### Material ###

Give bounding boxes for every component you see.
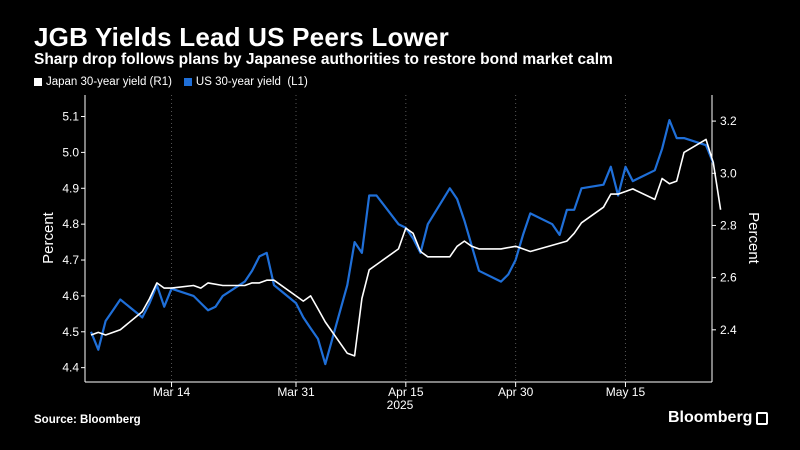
left-axis-label: Percent: [40, 211, 57, 264]
x-tick-label: Apr 15: [388, 385, 424, 399]
x-tick-label: Mar 14: [153, 385, 191, 399]
brand-name: Bloomberg: [668, 409, 753, 426]
x-tick-label: Mar 31: [277, 385, 315, 399]
x-axis-ticks: Mar 14 Mar 31 Apr 15 Apr 30 May 15: [153, 382, 646, 399]
right-tick-label: 2.4: [720, 323, 737, 337]
series-layer: [89, 118, 722, 366]
right-tick-label: 3.2: [720, 114, 737, 128]
legend-swatch-japan: [34, 78, 42, 86]
right-axis-ticks: 2.4 2.6 2.8 3.0 3.2: [712, 114, 737, 337]
left-tick-label: 4.8: [62, 217, 79, 231]
bloomberg-logo: Bloomberg: [668, 409, 769, 427]
series-line-us-30y: [89, 118, 715, 366]
left-tick-label: 4.6: [62, 289, 79, 303]
left-tick-label: 4.7: [62, 253, 79, 267]
x-tick-label: May 15: [606, 385, 646, 399]
legend-swatch-us: [183, 78, 192, 86]
bloomberg-mark-icon: [756, 411, 769, 425]
legend-item-japan: Japan 30-year yield (R1): [34, 76, 172, 88]
gridlines: [171, 95, 626, 382]
left-tick-label: 5.1: [62, 110, 79, 124]
source-note: Source: Bloomberg: [34, 414, 141, 426]
chart-subtitle: Sharp drop follows plans by Japanese aut…: [34, 51, 613, 68]
left-tick-label: 4.5: [62, 325, 79, 339]
legend-item-us: US 30-year yield (L1): [183, 76, 308, 88]
legend-label-us: US 30-year yield (L1): [195, 76, 308, 88]
series-line-japan-30y: [90, 138, 722, 357]
right-axis-label: Percent: [745, 212, 762, 265]
right-tick-label: 3.0: [720, 166, 737, 180]
chart-title: JGB Yields Lead US Peers Lower: [34, 22, 449, 52]
legend: Japan 30-year yield (R1) US 30-year yiel…: [34, 76, 308, 88]
left-tick-label: 5.0: [62, 145, 79, 159]
left-tick-label: 4.9: [62, 181, 79, 195]
x-year-label: 2025: [387, 398, 414, 412]
right-tick-label: 2.8: [720, 218, 737, 232]
left-axis-ticks: 4.4 4.5 4.6 4.7 4.8 4.9 5.0 5.1: [62, 110, 85, 375]
left-tick-label: 4.4: [62, 361, 79, 375]
x-tick-label: Apr 30: [498, 385, 534, 399]
legend-label-japan: Japan 30-year yield (R1): [46, 76, 172, 88]
right-tick-label: 2.6: [720, 271, 737, 285]
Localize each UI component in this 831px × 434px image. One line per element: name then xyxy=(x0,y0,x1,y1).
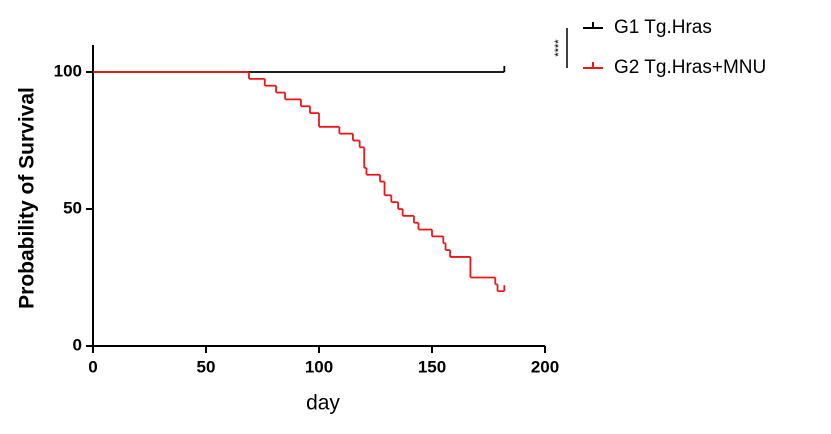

###

* [Exercise aim] Output these entries line for line, with nothing altered, and omit the pictures.

* [Full response]
Give bounding boxes for every component you see.
left-axis-label: Percent: [40, 211, 57, 264]
x-tick-label: Apr 15: [388, 385, 424, 399]
x-tick-label: Mar 14: [153, 385, 191, 399]
brand-name: Bloomberg: [668, 409, 753, 426]
x-tick-label: Mar 31: [277, 385, 315, 399]
x-axis-ticks: Mar 14 Mar 31 Apr 15 Apr 30 May 15: [153, 382, 646, 399]
right-tick-label: 2.4: [720, 323, 737, 337]
series-layer: [89, 118, 722, 366]
right-tick-label: 3.2: [720, 114, 737, 128]
legend-swatch-japan: [34, 78, 42, 86]
right-axis-ticks: 2.4 2.6 2.8 3.0 3.2: [712, 114, 737, 337]
left-tick-label: 4.8: [62, 217, 79, 231]
bloomberg-logo: Bloomberg: [668, 409, 769, 427]
series-line-us-30y: [89, 118, 715, 366]
left-tick-label: 4.6: [62, 289, 79, 303]
left-tick-label: 4.7: [62, 253, 79, 267]
x-tick-label: May 15: [606, 385, 646, 399]
legend-swatch-us: [183, 78, 192, 86]
bloomberg-mark-icon: [756, 411, 769, 425]
legend-item-japan: Japan 30-year yield (R1): [34, 76, 172, 88]
gridlines: [171, 95, 626, 382]
left-tick-label: 5.1: [62, 110, 79, 124]
source-note: Source: Bloomberg: [34, 414, 141, 426]
chart-subtitle: Sharp drop follows plans by Japanese aut…: [34, 51, 613, 68]
left-tick-label: 4.5: [62, 325, 79, 339]
legend-item-us: US 30-year yield (L1): [183, 76, 308, 88]
legend-label-us: US 30-year yield (L1): [195, 76, 308, 88]
series-line-japan-30y: [90, 138, 722, 357]
right-axis-label: Percent: [745, 212, 762, 265]
right-tick-label: 3.0: [720, 166, 737, 180]
chart-title: JGB Yields Lead US Peers Lower: [34, 22, 449, 52]
legend: Japan 30-year yield (R1) US 30-year yiel…: [34, 76, 308, 88]
left-tick-label: 5.0: [62, 145, 79, 159]
left-tick-label: 4.9: [62, 181, 79, 195]
x-year-label: 2025: [387, 398, 414, 412]
right-tick-label: 2.8: [720, 218, 737, 232]
left-axis-ticks: 4.4 4.5 4.6 4.7 4.8 4.9 5.0 5.1: [62, 110, 85, 375]
left-tick-label: 4.4: [62, 361, 79, 375]
x-tick-label: Apr 30: [498, 385, 534, 399]
legend-label-japan: Japan 30-year yield (R1): [46, 76, 172, 88]
right-tick-label: 2.6: [720, 271, 737, 285]
Localize each UI component in this 831px × 434px image. One line per element: name then xyxy=(x0,y0,x1,y1).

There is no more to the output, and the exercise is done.